- WORK REQUIRED -
Only the lines holding the string "aussi" are needed. Copy each one.

- DATASET ROWS -
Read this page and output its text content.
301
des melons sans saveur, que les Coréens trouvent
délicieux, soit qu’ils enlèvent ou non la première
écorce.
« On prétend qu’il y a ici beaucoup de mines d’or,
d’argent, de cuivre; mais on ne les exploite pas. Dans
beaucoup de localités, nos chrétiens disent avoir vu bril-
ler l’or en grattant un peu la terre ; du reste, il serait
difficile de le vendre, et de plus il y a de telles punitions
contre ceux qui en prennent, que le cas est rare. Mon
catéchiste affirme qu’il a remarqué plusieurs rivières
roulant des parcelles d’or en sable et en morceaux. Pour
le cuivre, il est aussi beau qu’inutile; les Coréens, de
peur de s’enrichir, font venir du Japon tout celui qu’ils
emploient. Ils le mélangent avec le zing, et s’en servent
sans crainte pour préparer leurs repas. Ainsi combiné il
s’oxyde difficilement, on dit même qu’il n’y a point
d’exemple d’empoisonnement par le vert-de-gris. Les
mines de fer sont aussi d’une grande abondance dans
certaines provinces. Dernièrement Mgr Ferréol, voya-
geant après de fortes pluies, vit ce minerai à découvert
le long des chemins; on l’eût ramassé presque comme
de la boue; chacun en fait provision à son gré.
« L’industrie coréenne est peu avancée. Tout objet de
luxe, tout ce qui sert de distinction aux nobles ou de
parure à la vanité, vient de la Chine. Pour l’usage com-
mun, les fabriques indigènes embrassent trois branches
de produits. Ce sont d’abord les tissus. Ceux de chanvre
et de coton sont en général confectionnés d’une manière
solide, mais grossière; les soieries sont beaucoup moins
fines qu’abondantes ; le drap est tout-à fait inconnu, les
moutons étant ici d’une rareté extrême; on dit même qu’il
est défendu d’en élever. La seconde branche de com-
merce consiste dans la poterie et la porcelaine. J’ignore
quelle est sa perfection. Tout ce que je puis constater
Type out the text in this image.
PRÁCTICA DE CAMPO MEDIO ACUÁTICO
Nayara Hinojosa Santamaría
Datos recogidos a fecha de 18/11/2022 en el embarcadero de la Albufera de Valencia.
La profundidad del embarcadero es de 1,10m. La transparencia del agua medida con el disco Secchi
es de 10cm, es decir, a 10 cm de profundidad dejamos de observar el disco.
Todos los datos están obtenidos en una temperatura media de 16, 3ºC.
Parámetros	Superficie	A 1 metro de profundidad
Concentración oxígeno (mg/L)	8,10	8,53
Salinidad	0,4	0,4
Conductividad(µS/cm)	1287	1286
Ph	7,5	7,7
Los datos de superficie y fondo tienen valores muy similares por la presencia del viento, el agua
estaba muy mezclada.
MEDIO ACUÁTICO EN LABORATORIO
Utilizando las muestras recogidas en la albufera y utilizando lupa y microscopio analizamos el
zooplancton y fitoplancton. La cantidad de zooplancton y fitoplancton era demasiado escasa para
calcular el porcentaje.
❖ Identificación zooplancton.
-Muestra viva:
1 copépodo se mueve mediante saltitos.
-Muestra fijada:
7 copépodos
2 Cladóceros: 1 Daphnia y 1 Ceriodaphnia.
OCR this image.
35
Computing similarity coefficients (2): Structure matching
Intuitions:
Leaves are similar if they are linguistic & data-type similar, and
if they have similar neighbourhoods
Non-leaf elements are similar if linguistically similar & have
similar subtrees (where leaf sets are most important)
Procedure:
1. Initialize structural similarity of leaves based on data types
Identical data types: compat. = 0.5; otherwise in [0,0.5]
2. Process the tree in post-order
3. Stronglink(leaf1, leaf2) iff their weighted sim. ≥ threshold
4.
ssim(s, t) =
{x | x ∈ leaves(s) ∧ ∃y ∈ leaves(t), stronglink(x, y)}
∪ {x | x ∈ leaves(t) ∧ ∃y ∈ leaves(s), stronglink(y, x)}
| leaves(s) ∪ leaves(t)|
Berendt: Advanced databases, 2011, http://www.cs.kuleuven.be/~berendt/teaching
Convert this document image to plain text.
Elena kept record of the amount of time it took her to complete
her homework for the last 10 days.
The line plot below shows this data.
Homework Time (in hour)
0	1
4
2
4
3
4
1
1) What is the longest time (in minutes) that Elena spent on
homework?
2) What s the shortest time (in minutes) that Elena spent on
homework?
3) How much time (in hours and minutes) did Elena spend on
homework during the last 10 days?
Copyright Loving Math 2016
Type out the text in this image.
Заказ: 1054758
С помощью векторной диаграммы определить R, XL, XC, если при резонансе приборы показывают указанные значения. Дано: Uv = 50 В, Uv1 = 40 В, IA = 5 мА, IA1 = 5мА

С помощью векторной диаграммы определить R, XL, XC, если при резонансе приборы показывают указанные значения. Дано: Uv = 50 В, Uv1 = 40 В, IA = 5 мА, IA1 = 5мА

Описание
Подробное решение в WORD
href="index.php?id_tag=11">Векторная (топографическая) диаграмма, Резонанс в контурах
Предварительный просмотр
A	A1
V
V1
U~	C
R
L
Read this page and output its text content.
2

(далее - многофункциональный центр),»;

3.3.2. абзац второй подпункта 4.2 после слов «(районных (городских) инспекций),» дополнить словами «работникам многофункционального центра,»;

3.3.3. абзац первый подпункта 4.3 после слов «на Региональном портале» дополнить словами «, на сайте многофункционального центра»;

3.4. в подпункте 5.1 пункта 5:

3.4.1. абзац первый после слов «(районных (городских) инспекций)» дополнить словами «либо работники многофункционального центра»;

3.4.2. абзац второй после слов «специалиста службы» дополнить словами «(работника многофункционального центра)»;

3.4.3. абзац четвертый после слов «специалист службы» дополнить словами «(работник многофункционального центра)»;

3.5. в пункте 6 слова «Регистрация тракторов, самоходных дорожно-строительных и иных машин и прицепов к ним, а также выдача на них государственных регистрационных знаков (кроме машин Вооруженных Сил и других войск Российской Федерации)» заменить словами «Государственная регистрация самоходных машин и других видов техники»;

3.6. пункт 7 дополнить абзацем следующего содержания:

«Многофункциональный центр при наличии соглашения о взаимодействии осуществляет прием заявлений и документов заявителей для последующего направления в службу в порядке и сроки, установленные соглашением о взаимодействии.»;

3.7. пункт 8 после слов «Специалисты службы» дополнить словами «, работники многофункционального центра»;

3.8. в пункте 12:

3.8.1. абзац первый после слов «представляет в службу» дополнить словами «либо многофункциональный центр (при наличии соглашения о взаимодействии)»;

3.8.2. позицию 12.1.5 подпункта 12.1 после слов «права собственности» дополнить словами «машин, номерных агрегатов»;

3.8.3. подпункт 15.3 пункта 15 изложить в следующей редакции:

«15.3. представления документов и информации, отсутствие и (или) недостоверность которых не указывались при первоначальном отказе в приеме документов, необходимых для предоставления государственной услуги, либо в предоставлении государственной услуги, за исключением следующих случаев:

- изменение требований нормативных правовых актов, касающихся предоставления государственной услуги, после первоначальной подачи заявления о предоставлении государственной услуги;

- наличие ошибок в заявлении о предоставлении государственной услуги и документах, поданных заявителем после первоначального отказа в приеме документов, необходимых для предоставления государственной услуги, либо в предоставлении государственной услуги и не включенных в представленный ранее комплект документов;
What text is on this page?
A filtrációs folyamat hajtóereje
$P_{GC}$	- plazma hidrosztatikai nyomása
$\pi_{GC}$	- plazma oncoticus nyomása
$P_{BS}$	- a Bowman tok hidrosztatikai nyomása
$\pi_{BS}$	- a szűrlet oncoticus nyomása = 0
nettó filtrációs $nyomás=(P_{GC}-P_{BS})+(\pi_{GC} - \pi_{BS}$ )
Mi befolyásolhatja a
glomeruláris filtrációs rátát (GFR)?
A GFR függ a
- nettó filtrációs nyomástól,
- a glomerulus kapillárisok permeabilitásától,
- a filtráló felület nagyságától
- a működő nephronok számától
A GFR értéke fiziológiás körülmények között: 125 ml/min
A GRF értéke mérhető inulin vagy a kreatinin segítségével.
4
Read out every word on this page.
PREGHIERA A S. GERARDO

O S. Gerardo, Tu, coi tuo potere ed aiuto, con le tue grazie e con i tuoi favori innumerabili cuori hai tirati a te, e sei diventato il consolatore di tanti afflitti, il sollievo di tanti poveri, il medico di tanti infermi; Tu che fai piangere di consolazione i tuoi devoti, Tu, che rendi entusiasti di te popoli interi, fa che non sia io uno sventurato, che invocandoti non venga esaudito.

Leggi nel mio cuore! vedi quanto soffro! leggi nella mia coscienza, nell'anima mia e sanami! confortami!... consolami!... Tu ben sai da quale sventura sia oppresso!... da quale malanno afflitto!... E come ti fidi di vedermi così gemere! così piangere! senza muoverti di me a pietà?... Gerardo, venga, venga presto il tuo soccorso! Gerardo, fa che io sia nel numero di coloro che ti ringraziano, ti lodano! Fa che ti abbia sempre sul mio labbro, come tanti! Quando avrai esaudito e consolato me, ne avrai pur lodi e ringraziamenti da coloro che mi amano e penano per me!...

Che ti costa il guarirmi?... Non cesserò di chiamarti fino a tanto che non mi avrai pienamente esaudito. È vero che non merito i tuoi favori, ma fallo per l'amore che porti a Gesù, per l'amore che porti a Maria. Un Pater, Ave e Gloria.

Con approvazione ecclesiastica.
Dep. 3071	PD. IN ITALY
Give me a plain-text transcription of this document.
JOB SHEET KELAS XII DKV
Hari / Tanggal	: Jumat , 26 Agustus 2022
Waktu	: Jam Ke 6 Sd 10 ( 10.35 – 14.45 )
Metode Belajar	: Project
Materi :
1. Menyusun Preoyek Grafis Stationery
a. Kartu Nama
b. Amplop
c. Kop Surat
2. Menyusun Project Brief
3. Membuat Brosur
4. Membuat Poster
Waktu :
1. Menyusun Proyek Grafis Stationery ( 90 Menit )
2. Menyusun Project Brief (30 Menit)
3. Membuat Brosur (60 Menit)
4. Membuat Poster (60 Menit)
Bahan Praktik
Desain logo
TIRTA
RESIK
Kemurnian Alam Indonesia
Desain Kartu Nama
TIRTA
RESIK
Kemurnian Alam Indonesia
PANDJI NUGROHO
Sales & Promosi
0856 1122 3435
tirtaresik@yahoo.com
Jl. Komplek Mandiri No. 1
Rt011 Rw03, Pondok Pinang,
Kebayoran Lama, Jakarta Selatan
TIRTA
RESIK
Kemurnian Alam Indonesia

- PROBLEM SOLUTION -
le cuivre, il est aussi beau qu’inutile; les Coréens, de
mines de fer sont aussi d’une grande abondance dans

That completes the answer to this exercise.